EXERCISE TASK
Scan the data for "流露在言谈中" and copy the lines it appears in.
___ DATASET RECORDS ___
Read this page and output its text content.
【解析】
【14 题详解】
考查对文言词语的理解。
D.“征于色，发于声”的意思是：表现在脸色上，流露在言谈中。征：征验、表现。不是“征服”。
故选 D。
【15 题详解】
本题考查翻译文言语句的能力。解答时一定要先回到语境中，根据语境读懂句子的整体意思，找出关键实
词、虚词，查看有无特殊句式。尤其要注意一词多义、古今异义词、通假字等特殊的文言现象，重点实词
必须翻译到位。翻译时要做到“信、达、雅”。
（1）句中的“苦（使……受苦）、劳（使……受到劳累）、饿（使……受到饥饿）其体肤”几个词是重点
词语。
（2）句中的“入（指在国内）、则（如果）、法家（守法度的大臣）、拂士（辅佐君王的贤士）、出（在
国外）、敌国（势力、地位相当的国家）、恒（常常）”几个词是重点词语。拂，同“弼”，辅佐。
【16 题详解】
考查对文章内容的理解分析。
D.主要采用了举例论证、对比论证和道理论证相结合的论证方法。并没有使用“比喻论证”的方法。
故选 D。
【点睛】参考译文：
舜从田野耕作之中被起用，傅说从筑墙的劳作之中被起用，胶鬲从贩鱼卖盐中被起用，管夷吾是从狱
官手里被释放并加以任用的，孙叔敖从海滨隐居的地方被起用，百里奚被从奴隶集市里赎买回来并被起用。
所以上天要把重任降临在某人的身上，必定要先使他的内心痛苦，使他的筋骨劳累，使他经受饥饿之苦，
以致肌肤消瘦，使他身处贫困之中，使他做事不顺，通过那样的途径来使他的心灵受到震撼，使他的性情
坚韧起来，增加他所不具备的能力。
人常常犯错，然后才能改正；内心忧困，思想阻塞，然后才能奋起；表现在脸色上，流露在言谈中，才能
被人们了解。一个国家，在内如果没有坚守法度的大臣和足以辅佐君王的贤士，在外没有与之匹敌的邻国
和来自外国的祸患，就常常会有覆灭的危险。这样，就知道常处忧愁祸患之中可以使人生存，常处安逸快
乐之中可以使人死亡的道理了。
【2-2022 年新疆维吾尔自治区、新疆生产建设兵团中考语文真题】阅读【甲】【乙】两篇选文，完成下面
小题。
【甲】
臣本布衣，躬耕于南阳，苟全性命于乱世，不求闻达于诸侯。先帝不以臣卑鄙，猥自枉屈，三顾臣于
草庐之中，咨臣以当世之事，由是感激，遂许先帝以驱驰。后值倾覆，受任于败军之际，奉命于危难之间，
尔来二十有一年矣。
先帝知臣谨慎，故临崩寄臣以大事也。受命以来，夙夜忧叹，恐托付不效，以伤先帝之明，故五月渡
___
REPLY TO THE EXERCISE
D.“征于色，发于声”的意思是：表现在脸色上，流露在言谈中。征：征验、表现。不是“征服”。
人常常犯错，然后才能改正；内心忧困，思想阻塞，然后才能奋起；表现在脸色上，流露在言谈中，才能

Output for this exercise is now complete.